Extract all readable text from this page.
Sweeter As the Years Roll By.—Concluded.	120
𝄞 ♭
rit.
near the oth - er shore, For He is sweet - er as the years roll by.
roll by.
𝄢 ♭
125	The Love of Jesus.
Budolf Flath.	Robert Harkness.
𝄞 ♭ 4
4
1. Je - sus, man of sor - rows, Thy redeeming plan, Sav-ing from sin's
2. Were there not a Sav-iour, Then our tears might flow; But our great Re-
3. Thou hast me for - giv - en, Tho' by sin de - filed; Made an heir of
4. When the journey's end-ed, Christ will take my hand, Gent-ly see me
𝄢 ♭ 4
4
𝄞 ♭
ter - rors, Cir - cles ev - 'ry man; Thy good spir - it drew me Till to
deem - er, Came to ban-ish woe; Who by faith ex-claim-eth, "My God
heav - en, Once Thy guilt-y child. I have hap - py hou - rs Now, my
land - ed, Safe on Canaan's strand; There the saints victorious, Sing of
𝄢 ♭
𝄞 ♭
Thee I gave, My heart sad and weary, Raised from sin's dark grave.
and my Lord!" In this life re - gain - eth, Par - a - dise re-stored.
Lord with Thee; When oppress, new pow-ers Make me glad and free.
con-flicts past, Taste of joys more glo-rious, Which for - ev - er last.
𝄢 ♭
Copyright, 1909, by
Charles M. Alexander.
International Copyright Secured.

• Directive
Using the records above, find and show each line with the string "from".

• Full solution
Extract all readable text from this page.
1. Je - sus, man of sor - rows, Thy redeeming plan, Sav-ing from sin's
Thee I gave, My heart sad and weary, Raised from sin's dark grave.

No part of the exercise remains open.